## Exercise prompt
In the listing that follows, count each line where the word "Extreme" appears; write nothing but the count.

--- START OF Material provided ---

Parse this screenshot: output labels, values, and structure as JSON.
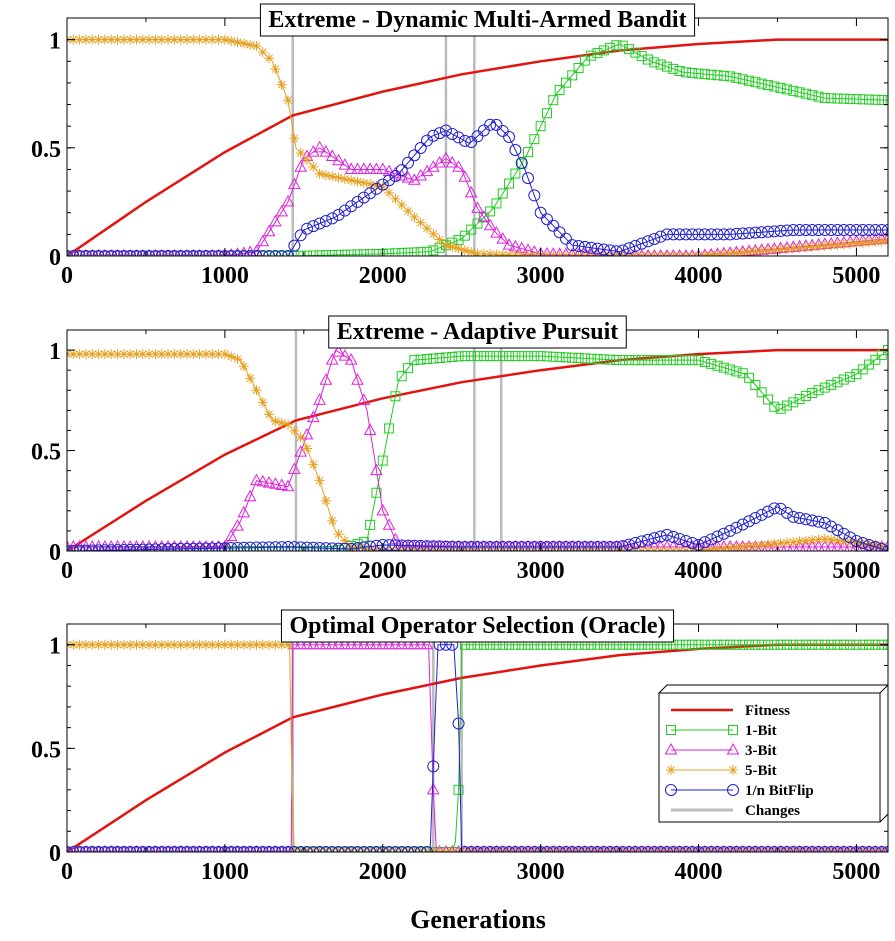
{
  "xlabel": "Generations",
  "legend": {
    "position": "inside bottom-right of third panel",
    "entries": [
      {
        "label": "Fitness",
        "color": "#e3140f",
        "marker": "none"
      },
      {
        "label": "1-Bit",
        "color": "#22cc22",
        "marker": "square"
      },
      {
        "label": "3-Bit",
        "color": "#dd22dd",
        "marker": "triangle"
      },
      {
        "label": "5-Bit",
        "color": "#e8a020",
        "marker": "asterisk"
      },
      {
        "label": "1/n BitFlip",
        "color": "#2222cc",
        "marker": "circle"
      },
      {
        "label": "Changes",
        "color": "#bbbbbb",
        "marker": "none"
      }
    ]
  },
  "chart_data": [
    {
      "type": "line",
      "title": "Extreme - Dynamic Multi-Armed Bandit",
      "xlim": [
        0,
        5200
      ],
      "ylim": [
        0,
        1.1
      ],
      "xticks": [
        0,
        1000,
        2000,
        3000,
        4000,
        5000
      ],
      "yticks": [
        0,
        0.5,
        1
      ],
      "ytick_labels": [
        "0",
        "0.5",
        "1"
      ],
      "changes": [
        1430,
        2400,
        2580
      ],
      "series": [
        {
          "name": "Fitness",
          "x": [
            0,
            500,
            1000,
            1430,
            2000,
            2500,
            3000,
            3500,
            4000,
            4500,
            5200
          ],
          "y": [
            0,
            0.25,
            0.48,
            0.65,
            0.76,
            0.84,
            0.9,
            0.95,
            0.98,
            1.0,
            1.0
          ]
        },
        {
          "name": "1-Bit",
          "x": [
            0,
            1400,
            2000,
            2300,
            2500,
            2700,
            2900,
            3100,
            3300,
            3500,
            3700,
            3900,
            4200,
            4500,
            4800,
            5200
          ],
          "y": [
            0,
            0,
            0.01,
            0.02,
            0.08,
            0.22,
            0.45,
            0.75,
            0.92,
            0.98,
            0.9,
            0.85,
            0.83,
            0.78,
            0.73,
            0.72
          ]
        },
        {
          "name": "3-Bit",
          "x": [
            0,
            1000,
            1200,
            1400,
            1500,
            1600,
            1800,
            2000,
            2200,
            2400,
            2500,
            2600,
            2700,
            2800,
            3000,
            3500,
            4000,
            5200
          ],
          "y": [
            0,
            0,
            0.02,
            0.25,
            0.45,
            0.5,
            0.4,
            0.4,
            0.35,
            0.45,
            0.4,
            0.22,
            0.12,
            0.05,
            0.01,
            0,
            0,
            0.08
          ]
        },
        {
          "name": "5-Bit",
          "x": [
            0,
            600,
            1000,
            1200,
            1300,
            1400,
            1450,
            1600,
            1800,
            2000,
            2200,
            2400,
            2600,
            3000,
            4000,
            5200
          ],
          "y": [
            1,
            1,
            1,
            0.97,
            0.9,
            0.72,
            0.5,
            0.38,
            0.35,
            0.32,
            0.18,
            0.05,
            0.01,
            0,
            0,
            0.07
          ]
        },
        {
          "name": "1/n BitFlip",
          "x": [
            0,
            1400,
            1500,
            1700,
            1900,
            2100,
            2300,
            2400,
            2550,
            2700,
            2800,
            2900,
            3000,
            3200,
            3500,
            3800,
            4200,
            4600,
            5200
          ],
          "y": [
            0,
            0,
            0.12,
            0.18,
            0.28,
            0.38,
            0.55,
            0.58,
            0.52,
            0.62,
            0.55,
            0.4,
            0.2,
            0.05,
            0.02,
            0.1,
            0.1,
            0.12,
            0.12
          ]
        }
      ]
    },
    {
      "type": "line",
      "title": "Extreme - Adaptive Pursuit",
      "xlim": [
        0,
        5200
      ],
      "ylim": [
        0,
        1.1
      ],
      "xticks": [
        0,
        1000,
        2000,
        3000,
        4000,
        5000
      ],
      "yticks": [
        0,
        0.5,
        1
      ],
      "ytick_labels": [
        "0",
        "0.5",
        "1"
      ],
      "changes": [
        1450,
        2580,
        2750
      ],
      "series": [
        {
          "name": "Fitness",
          "x": [
            0,
            500,
            1000,
            1450,
            2000,
            2500,
            3000,
            3500,
            4000,
            4500,
            5200
          ],
          "y": [
            0,
            0.25,
            0.48,
            0.65,
            0.76,
            0.84,
            0.9,
            0.95,
            0.98,
            1.0,
            1.0
          ]
        },
        {
          "name": "1-Bit",
          "x": [
            0,
            1700,
            1900,
            2000,
            2100,
            2200,
            2500,
            3000,
            3500,
            4000,
            4300,
            4500,
            4700,
            5000,
            5200
          ],
          "y": [
            0,
            0,
            0.05,
            0.45,
            0.85,
            0.95,
            0.97,
            0.97,
            0.95,
            0.95,
            0.88,
            0.7,
            0.78,
            0.88,
            1.0
          ]
        },
        {
          "name": "3-Bit",
          "x": [
            0,
            1000,
            1100,
            1200,
            1400,
            1600,
            1700,
            1800,
            1900,
            2000,
            2100,
            3000,
            5200
          ],
          "y": [
            0.02,
            0.02,
            0.15,
            0.35,
            0.32,
            0.75,
            1.0,
            0.95,
            0.7,
            0.2,
            0.02,
            0.02,
            0.02
          ]
        },
        {
          "name": "5-Bit",
          "x": [
            0,
            1000,
            1100,
            1200,
            1300,
            1400,
            1500,
            1600,
            1700,
            1800,
            2000,
            4000,
            4400,
            4800,
            5200
          ],
          "y": [
            0.98,
            0.98,
            0.95,
            0.8,
            0.65,
            0.63,
            0.55,
            0.35,
            0.1,
            0.02,
            0,
            0,
            0.03,
            0.06,
            0.02
          ]
        },
        {
          "name": "1/n BitFlip",
          "x": [
            0,
            1400,
            1800,
            2000,
            2500,
            3000,
            3500,
            3800,
            4000,
            4200,
            4500,
            4600,
            4800,
            5000,
            5200
          ],
          "y": [
            0,
            0.02,
            0.01,
            0.03,
            0.02,
            0.02,
            0.02,
            0.08,
            0.03,
            0.1,
            0.22,
            0.17,
            0.14,
            0.05,
            0
          ]
        }
      ]
    },
    {
      "type": "line",
      "title": "Optimal Operator Selection (Oracle)",
      "xlim": [
        0,
        5200
      ],
      "ylim": [
        0,
        1.1
      ],
      "xticks": [
        0,
        1000,
        2000,
        3000,
        4000,
        5000
      ],
      "yticks": [
        0,
        0.5,
        1
      ],
      "ytick_labels": [
        "0",
        "0.5",
        "1"
      ],
      "changes": [
        1430,
        2320,
        2500
      ],
      "series": [
        {
          "name": "Fitness",
          "x": [
            0,
            500,
            1000,
            1430,
            2000,
            2500,
            3000,
            3500,
            4000,
            4500,
            5200
          ],
          "y": [
            0,
            0.25,
            0.48,
            0.65,
            0.76,
            0.84,
            0.9,
            0.95,
            0.98,
            1.0,
            1.0
          ]
        },
        {
          "name": "1-Bit",
          "x": [
            0,
            2440,
            2460,
            2480,
            2500,
            5200
          ],
          "y": [
            0,
            0,
            0.05,
            0.3,
            1.0,
            1.0
          ]
        },
        {
          "name": "3-Bit",
          "x": [
            0,
            1420,
            1430,
            2290,
            2320,
            2340,
            5200
          ],
          "y": [
            0,
            0,
            1.0,
            1.0,
            0.3,
            0,
            0
          ]
        },
        {
          "name": "5-Bit",
          "x": [
            0,
            1410,
            1425,
            1440,
            5200
          ],
          "y": [
            1,
            1,
            0.3,
            0,
            0
          ]
        },
        {
          "name": "1/n BitFlip",
          "x": [
            0,
            2300,
            2330,
            2350,
            2450,
            2480,
            2500,
            5200
          ],
          "y": [
            0,
            0,
            0.62,
            1.0,
            1.0,
            0.62,
            0,
            0
          ]
        }
      ]
    }
  ]
}
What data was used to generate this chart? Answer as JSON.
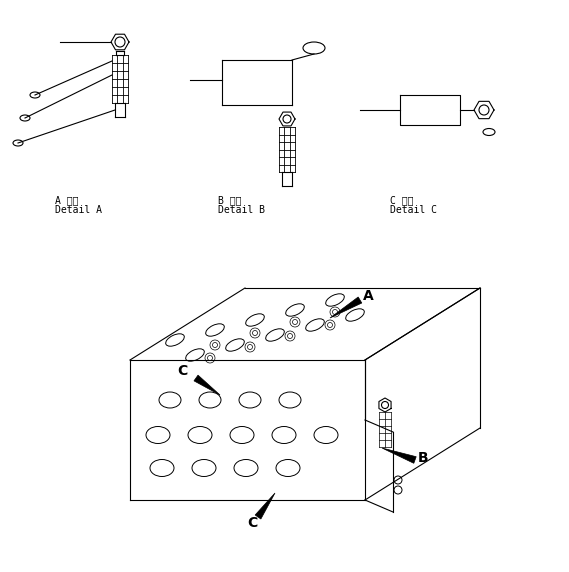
{
  "bg_color": "#ffffff",
  "label_A_line1": "A 詳細",
  "label_A_line2": "Detail A",
  "label_B_line1": "B 詳細",
  "label_B_line2": "Detail B",
  "label_C_line1": "C 詳細",
  "label_C_line2": "Detail C",
  "font_size_label": 7,
  "fig_width": 5.69,
  "fig_height": 5.72,
  "dpi": 100
}
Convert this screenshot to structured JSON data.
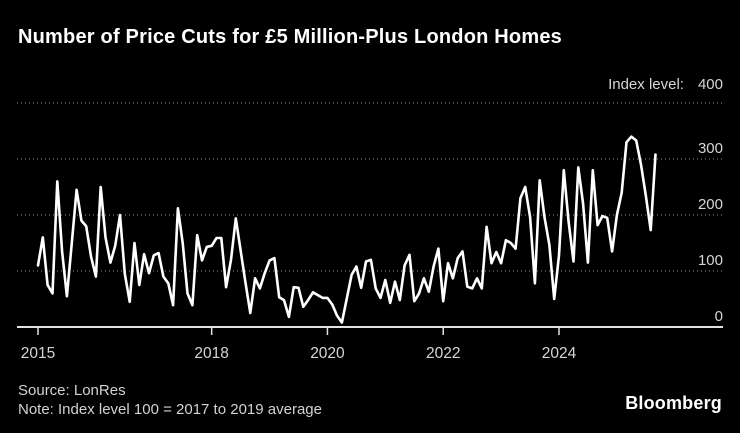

--- END OF Material provided ---

## Answer to the exercise
2